TASK TO CARRY OUT - Find each line containing the word "건강보험심사평가원" and report how many there are. Add nothing else.

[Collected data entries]

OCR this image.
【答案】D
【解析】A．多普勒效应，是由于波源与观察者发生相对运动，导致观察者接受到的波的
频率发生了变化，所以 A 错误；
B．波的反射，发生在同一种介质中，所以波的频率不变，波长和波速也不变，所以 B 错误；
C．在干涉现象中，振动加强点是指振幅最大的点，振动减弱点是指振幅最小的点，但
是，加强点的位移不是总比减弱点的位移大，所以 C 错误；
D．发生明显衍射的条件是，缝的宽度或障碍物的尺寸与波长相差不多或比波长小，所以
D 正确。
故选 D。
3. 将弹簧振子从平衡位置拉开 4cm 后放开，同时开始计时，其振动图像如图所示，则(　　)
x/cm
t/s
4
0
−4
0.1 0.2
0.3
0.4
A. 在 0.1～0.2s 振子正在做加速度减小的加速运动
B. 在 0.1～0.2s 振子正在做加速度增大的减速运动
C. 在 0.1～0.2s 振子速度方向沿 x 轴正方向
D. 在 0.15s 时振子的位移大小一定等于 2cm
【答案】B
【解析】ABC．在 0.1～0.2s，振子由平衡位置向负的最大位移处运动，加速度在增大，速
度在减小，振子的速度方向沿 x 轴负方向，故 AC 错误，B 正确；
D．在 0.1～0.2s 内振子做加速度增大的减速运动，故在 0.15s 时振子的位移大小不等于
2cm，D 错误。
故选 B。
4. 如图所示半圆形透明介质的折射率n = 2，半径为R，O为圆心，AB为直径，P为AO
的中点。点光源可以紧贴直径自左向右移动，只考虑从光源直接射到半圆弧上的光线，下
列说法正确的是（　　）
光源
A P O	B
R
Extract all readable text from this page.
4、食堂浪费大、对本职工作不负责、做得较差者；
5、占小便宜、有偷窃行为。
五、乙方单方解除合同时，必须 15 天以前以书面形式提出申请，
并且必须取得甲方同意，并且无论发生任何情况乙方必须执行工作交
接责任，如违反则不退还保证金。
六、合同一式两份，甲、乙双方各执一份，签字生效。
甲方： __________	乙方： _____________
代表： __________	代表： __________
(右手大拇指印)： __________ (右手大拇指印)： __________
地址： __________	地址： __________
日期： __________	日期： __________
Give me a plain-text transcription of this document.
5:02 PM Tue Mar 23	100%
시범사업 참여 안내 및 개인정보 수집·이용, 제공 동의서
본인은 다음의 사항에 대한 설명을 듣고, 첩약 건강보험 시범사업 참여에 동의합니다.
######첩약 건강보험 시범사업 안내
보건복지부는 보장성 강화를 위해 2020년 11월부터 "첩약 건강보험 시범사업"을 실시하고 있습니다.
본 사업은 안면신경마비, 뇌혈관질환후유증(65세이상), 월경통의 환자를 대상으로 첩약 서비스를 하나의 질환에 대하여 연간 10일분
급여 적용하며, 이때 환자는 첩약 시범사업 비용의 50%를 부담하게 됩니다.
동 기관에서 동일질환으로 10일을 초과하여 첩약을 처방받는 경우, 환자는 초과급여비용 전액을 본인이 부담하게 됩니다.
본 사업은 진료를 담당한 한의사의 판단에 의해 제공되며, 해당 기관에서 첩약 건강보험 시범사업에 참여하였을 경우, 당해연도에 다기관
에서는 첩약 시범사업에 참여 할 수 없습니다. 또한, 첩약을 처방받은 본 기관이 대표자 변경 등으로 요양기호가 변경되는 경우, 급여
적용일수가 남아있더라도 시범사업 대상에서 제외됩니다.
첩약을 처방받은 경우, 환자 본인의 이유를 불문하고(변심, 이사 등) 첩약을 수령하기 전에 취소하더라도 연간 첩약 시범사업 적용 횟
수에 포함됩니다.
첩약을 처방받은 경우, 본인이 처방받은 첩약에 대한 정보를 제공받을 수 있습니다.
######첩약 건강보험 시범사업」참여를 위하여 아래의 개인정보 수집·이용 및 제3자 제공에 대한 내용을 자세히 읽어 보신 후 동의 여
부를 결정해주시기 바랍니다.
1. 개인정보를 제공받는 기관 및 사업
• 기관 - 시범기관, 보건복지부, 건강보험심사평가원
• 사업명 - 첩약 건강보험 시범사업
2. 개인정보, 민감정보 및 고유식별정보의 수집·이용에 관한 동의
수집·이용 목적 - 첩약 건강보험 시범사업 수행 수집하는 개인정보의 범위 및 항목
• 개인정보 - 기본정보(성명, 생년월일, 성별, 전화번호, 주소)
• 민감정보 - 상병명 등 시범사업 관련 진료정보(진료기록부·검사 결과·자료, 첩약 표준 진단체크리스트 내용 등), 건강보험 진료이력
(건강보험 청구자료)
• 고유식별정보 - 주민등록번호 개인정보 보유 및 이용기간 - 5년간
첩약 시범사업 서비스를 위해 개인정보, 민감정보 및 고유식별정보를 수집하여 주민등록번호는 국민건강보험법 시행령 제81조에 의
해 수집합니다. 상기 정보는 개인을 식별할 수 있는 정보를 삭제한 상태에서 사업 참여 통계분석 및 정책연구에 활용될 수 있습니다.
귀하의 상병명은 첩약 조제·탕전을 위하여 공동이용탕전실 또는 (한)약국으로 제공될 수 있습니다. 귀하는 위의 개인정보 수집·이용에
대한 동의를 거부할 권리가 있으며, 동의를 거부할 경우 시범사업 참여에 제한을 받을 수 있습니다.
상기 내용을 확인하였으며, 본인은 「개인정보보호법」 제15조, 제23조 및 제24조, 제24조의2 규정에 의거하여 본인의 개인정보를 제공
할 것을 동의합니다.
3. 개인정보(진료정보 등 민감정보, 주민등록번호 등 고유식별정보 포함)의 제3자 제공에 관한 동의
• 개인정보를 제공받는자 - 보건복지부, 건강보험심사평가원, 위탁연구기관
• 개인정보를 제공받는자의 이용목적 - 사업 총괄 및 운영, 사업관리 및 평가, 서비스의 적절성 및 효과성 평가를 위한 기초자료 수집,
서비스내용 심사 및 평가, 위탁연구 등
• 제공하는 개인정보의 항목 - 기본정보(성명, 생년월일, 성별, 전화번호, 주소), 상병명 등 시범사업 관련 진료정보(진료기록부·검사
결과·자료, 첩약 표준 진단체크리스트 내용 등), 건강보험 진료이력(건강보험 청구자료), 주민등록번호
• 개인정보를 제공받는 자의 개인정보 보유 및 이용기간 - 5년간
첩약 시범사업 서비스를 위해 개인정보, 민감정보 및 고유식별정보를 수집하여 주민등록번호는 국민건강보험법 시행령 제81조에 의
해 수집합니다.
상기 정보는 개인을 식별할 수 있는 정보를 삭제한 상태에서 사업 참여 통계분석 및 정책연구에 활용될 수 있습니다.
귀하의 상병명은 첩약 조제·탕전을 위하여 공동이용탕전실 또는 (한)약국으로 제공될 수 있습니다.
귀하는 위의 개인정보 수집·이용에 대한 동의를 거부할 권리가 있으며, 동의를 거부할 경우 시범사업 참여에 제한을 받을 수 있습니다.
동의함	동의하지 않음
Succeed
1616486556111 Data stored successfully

RESULT FOR THIS EXERCISE - 2